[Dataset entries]
= = = =
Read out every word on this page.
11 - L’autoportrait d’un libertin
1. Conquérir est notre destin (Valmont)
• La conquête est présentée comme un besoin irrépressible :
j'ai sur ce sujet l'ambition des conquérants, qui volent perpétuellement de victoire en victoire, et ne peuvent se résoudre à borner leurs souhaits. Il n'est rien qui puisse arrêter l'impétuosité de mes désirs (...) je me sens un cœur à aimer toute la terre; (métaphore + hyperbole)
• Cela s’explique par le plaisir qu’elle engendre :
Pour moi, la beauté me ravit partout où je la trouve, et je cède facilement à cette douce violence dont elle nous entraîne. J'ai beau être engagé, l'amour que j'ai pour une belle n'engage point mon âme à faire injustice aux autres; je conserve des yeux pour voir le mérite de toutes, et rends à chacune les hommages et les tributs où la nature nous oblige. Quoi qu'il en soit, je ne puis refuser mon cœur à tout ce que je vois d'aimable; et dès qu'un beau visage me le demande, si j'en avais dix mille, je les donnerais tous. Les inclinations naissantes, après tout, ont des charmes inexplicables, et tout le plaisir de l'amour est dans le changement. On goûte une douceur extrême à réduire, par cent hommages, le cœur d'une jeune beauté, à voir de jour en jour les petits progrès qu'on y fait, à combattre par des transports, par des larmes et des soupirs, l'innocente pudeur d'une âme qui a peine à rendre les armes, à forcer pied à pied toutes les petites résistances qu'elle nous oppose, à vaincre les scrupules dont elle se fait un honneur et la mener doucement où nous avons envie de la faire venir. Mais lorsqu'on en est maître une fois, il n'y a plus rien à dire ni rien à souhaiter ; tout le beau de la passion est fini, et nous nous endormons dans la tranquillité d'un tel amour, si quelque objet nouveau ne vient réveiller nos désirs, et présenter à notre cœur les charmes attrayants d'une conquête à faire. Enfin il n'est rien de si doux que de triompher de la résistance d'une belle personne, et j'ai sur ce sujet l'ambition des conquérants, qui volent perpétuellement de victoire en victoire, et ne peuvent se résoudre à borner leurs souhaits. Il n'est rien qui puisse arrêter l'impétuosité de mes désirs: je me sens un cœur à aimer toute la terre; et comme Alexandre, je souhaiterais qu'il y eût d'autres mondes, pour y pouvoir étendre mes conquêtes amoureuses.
= = = =
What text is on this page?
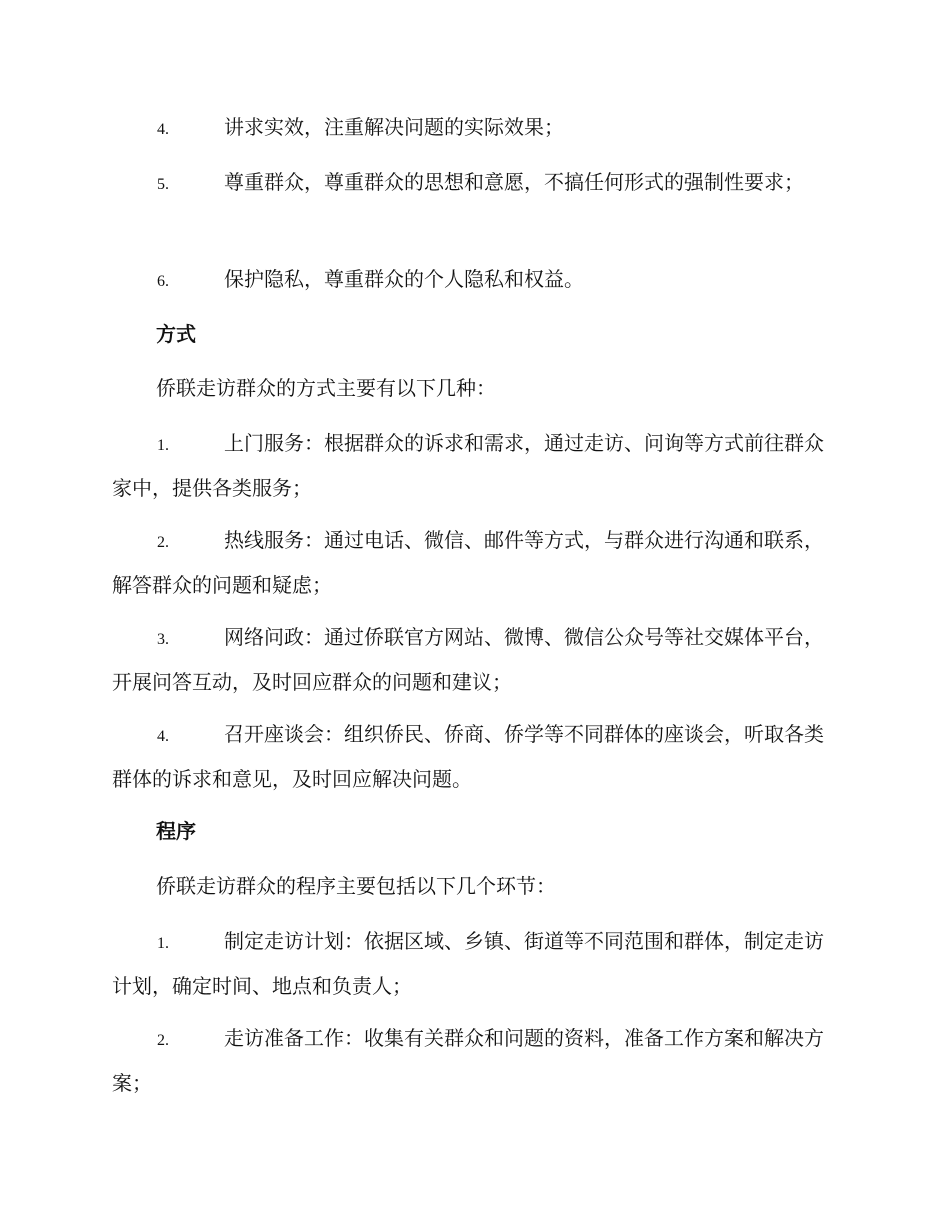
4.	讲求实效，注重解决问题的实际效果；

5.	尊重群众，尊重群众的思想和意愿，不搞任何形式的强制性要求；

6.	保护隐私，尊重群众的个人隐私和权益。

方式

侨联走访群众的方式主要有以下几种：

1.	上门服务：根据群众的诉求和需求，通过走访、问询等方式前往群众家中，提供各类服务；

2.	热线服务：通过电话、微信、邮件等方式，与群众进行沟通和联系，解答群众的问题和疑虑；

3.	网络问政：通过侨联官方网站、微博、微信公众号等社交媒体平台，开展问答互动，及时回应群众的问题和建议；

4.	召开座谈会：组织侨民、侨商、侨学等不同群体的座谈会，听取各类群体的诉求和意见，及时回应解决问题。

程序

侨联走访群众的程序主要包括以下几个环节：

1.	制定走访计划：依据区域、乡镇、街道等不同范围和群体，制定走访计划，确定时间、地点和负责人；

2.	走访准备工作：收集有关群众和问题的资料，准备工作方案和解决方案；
= = = =
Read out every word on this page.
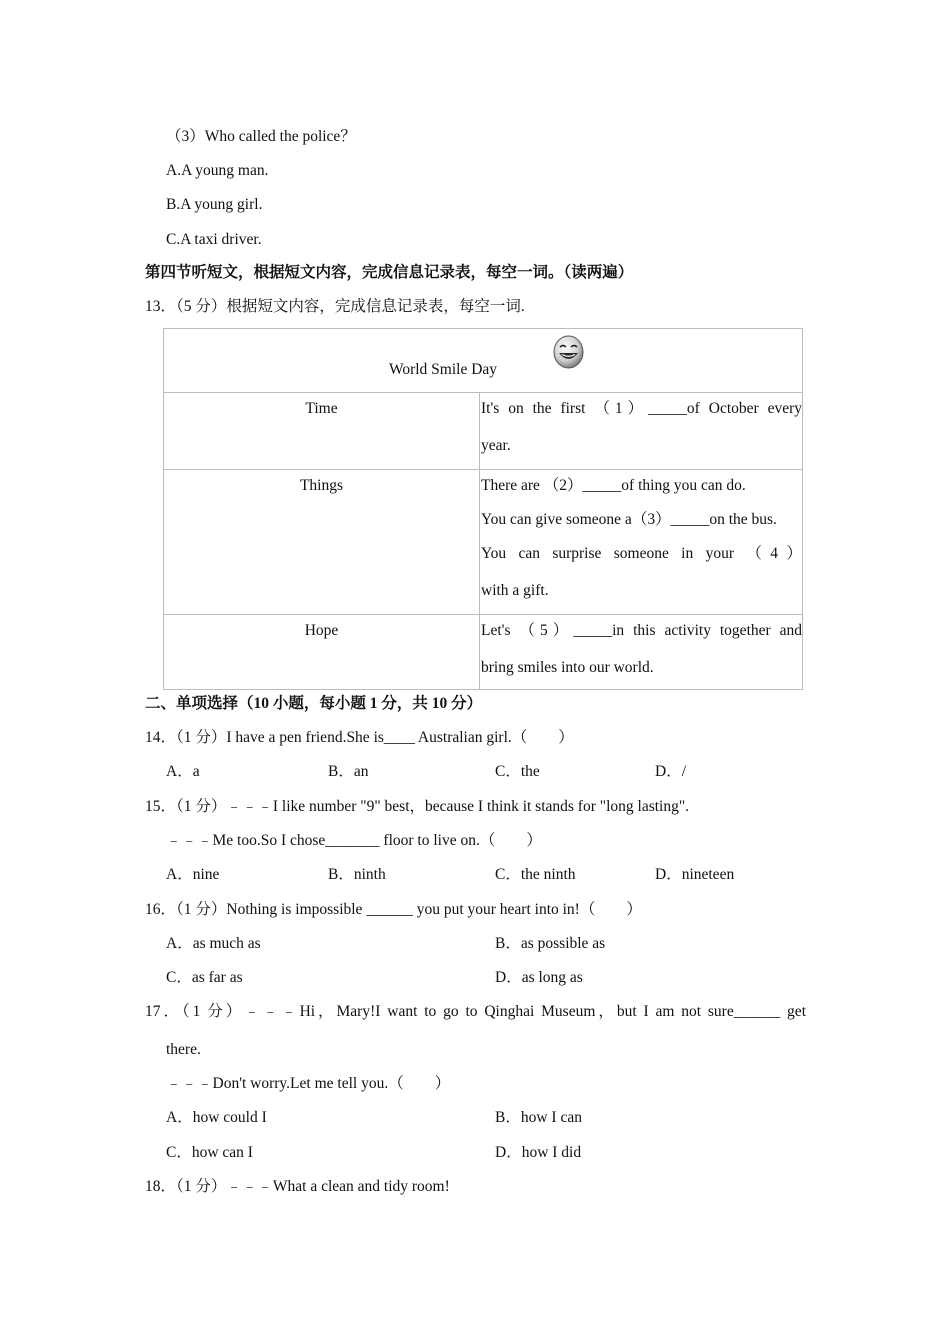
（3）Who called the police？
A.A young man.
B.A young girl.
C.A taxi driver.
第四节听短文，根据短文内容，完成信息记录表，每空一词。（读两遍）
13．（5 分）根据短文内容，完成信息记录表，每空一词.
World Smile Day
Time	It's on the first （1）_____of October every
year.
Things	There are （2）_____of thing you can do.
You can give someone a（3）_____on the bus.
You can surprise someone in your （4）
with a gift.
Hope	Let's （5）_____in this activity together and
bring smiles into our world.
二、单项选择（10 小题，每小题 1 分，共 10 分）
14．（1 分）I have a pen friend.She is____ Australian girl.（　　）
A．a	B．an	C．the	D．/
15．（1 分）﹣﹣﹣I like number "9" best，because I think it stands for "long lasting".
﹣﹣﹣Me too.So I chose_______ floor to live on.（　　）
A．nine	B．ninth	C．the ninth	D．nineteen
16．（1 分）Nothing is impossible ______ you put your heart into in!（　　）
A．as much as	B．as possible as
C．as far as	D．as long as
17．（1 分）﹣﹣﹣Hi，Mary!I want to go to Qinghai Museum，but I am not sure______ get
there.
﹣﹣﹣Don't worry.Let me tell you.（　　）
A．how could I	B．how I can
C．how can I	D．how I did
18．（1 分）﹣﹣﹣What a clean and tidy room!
= = = =
Using the material above, copy every line in which the string "long" occurs.

→ **OUTPUT OF THE TASK**:
15．（1 分）﹣﹣﹣I like number "9" best，because I think it stands for "long lasting".
C．as far as	D．as long as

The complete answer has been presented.